◆ **DATA SUPPLIED**:
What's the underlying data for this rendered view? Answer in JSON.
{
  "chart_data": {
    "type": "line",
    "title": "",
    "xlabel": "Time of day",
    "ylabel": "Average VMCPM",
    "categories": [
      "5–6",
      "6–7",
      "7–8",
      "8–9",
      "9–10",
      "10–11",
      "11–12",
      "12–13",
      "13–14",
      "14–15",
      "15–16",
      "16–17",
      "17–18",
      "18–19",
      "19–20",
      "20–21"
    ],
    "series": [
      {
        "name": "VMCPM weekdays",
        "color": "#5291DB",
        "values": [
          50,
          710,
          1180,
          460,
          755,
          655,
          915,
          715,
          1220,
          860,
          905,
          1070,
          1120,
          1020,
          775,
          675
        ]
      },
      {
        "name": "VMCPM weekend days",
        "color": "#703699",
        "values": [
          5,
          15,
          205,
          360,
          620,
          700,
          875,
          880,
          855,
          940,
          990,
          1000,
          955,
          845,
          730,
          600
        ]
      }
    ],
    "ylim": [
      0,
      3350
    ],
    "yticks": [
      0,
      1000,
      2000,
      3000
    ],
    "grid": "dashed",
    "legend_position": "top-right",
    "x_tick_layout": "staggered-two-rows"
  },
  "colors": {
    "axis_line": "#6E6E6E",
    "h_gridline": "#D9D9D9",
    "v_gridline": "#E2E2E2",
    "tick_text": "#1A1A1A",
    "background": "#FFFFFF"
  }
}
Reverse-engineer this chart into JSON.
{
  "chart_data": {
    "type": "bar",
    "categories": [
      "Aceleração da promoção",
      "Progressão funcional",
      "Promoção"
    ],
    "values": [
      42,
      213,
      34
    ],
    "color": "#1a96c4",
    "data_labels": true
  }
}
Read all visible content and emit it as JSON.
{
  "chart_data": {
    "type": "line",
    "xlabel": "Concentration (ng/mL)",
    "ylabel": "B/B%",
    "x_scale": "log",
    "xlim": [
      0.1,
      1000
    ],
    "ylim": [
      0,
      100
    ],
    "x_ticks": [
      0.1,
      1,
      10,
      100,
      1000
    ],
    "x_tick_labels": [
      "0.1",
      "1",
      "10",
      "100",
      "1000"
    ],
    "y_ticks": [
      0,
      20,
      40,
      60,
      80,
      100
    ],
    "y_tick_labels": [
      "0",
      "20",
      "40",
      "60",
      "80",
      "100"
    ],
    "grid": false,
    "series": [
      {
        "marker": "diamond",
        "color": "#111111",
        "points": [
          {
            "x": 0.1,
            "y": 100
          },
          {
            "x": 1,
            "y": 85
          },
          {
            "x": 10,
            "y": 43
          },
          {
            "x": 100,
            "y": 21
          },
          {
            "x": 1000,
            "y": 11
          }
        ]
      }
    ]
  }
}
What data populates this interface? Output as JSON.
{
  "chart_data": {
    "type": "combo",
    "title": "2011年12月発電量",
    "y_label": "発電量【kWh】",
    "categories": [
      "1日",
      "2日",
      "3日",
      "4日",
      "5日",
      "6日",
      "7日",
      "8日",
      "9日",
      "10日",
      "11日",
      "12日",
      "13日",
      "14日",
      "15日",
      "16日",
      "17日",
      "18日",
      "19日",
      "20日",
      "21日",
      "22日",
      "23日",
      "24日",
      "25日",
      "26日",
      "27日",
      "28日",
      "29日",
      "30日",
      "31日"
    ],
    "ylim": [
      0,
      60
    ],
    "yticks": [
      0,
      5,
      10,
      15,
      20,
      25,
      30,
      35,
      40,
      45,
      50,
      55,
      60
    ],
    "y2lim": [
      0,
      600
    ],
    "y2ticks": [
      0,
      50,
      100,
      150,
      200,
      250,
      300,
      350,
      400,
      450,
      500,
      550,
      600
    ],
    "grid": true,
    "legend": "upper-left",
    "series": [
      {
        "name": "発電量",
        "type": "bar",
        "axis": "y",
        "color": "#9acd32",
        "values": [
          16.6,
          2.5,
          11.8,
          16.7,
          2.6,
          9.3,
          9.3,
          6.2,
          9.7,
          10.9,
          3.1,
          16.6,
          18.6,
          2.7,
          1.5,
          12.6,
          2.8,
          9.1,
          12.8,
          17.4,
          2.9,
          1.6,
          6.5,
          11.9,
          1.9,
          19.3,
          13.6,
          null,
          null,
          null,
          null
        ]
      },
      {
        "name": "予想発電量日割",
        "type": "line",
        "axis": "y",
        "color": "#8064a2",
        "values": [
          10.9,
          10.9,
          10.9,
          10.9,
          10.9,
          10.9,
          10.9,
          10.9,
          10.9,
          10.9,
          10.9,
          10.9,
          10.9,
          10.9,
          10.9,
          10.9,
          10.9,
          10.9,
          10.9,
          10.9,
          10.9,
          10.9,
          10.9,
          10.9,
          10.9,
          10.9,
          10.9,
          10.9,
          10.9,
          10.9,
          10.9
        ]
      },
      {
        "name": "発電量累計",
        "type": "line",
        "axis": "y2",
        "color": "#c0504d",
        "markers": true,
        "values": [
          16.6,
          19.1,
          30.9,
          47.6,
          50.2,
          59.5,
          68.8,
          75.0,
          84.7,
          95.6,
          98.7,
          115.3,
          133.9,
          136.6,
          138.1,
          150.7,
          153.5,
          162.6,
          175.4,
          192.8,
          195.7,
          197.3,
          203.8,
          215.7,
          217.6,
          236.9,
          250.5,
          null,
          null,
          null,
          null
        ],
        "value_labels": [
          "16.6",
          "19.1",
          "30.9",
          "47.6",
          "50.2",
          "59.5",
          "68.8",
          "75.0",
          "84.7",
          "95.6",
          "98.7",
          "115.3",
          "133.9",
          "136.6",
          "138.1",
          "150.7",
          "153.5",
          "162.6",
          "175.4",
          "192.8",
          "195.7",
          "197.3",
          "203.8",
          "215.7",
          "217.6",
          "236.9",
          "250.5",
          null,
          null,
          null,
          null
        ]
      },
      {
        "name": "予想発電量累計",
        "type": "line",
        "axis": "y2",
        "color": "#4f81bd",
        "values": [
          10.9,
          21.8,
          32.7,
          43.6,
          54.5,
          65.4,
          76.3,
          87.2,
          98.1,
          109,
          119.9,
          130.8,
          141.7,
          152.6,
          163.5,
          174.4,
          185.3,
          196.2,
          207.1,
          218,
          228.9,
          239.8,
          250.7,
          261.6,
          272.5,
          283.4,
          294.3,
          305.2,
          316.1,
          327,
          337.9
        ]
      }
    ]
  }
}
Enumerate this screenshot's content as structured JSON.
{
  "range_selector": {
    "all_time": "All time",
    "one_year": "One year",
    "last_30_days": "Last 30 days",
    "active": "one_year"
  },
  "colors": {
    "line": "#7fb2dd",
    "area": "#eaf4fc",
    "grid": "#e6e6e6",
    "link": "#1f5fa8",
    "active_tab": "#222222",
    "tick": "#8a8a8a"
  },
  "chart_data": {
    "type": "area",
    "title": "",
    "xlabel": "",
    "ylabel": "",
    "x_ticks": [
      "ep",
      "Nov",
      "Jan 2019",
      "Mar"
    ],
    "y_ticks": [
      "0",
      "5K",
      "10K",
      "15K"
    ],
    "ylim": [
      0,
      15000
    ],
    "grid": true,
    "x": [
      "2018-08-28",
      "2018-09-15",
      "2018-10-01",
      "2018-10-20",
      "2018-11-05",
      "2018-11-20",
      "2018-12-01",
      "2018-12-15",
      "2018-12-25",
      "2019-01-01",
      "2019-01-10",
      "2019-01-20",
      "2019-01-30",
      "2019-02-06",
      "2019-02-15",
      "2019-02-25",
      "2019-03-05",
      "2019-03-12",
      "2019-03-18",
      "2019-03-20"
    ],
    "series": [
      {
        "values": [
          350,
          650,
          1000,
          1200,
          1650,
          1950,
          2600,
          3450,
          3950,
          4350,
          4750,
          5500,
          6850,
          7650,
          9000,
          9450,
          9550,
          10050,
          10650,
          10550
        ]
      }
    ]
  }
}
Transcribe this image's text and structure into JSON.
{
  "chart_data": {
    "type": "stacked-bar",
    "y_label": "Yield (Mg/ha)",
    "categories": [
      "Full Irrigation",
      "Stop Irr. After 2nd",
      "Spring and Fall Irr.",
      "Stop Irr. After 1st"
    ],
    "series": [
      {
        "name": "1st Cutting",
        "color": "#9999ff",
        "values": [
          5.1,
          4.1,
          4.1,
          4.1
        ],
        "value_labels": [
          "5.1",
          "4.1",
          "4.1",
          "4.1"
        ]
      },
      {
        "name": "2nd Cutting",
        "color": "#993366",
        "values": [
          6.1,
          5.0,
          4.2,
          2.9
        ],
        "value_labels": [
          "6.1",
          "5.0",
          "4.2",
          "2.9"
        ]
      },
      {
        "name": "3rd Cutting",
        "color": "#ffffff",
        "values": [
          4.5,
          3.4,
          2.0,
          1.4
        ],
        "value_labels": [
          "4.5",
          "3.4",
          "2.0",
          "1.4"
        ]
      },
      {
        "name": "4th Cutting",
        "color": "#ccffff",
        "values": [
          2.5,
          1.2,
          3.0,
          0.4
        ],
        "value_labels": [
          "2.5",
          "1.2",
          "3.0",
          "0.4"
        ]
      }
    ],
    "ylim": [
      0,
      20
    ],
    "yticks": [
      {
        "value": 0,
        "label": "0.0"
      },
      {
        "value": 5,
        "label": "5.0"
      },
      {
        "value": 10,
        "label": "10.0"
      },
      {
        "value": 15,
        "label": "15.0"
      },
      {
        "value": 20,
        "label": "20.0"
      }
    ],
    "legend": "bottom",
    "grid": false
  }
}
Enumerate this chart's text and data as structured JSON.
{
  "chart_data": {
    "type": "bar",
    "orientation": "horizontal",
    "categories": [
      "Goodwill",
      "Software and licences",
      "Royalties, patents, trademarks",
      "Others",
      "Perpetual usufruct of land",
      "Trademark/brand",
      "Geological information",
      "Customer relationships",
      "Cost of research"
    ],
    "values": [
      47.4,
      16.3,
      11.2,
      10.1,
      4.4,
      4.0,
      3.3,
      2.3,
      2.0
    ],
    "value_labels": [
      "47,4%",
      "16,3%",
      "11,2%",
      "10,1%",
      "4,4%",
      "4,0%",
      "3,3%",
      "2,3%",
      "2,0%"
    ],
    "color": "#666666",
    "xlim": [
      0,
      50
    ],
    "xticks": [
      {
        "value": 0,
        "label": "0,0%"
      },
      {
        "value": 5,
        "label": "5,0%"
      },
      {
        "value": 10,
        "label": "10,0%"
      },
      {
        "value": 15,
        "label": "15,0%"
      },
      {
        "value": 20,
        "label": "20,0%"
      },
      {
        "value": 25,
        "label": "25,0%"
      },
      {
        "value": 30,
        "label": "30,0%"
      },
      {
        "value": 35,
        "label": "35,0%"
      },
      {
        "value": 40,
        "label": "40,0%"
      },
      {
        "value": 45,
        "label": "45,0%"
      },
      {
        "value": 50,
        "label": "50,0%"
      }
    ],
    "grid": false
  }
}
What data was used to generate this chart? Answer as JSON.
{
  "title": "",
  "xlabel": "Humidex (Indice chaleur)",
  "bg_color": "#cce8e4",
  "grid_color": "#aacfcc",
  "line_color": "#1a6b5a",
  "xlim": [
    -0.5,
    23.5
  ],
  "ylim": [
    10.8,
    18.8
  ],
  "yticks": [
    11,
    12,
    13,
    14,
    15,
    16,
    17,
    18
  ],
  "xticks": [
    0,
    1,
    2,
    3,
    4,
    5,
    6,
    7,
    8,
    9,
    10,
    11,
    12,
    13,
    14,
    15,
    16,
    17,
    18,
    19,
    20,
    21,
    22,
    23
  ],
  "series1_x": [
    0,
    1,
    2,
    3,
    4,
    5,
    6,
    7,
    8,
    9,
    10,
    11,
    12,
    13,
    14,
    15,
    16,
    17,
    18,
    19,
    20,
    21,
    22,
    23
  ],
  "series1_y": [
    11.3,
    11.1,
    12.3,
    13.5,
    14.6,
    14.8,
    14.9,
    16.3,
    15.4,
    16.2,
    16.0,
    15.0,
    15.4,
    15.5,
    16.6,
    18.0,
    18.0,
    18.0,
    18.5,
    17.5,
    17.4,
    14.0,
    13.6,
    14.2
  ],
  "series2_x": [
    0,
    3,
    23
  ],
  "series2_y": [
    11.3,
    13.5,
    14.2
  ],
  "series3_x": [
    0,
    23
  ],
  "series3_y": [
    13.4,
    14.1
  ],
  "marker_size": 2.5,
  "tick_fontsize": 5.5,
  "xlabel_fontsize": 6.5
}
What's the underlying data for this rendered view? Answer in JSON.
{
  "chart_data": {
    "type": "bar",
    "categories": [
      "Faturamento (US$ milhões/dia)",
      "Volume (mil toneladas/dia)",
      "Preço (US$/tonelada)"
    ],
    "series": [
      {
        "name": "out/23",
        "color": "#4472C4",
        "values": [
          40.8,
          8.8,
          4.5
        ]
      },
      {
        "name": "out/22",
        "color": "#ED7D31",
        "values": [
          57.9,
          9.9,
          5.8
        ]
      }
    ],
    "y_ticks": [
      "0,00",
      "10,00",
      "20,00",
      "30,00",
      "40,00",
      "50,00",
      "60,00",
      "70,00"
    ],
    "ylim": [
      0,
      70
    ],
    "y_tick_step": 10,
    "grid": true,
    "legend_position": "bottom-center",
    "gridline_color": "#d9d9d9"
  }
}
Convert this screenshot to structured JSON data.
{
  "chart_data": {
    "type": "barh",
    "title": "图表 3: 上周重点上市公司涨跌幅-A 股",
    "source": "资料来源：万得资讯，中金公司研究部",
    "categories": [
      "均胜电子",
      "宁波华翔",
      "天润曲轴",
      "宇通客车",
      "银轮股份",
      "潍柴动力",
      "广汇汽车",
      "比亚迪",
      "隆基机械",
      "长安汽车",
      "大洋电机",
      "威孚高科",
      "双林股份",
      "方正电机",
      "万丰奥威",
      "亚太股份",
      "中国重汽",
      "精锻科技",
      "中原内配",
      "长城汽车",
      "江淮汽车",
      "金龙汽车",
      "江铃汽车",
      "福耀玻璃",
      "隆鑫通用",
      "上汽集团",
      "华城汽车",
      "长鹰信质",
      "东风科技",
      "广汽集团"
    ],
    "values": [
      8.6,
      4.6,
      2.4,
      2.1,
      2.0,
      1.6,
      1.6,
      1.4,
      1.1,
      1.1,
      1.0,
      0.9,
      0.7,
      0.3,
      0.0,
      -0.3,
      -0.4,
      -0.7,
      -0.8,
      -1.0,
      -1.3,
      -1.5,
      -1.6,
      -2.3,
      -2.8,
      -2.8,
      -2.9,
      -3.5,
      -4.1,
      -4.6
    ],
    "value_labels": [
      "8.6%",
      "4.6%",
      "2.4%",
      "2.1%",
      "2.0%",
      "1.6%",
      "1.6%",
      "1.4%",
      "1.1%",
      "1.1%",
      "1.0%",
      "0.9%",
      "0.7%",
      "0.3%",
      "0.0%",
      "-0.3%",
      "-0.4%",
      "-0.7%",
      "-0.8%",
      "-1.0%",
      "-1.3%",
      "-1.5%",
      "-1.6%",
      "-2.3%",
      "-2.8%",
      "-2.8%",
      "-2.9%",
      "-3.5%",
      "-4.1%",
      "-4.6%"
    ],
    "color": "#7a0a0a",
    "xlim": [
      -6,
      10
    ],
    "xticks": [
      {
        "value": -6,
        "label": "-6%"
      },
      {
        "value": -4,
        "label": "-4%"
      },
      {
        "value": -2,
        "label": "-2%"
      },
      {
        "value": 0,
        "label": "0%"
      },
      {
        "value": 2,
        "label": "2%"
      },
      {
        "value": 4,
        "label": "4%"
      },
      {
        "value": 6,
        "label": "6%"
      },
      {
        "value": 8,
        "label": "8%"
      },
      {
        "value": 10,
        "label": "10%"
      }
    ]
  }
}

◆ **WHAT NEEDS TO BE DONE**: Collect every line from the records above that contains the word "VMCPM".

◆ **WORKED SOLUTION**:
    "ylabel": "Average VMCPM",
        "name": "VMCPM weekdays",
        "name": "VMCPM weekend days",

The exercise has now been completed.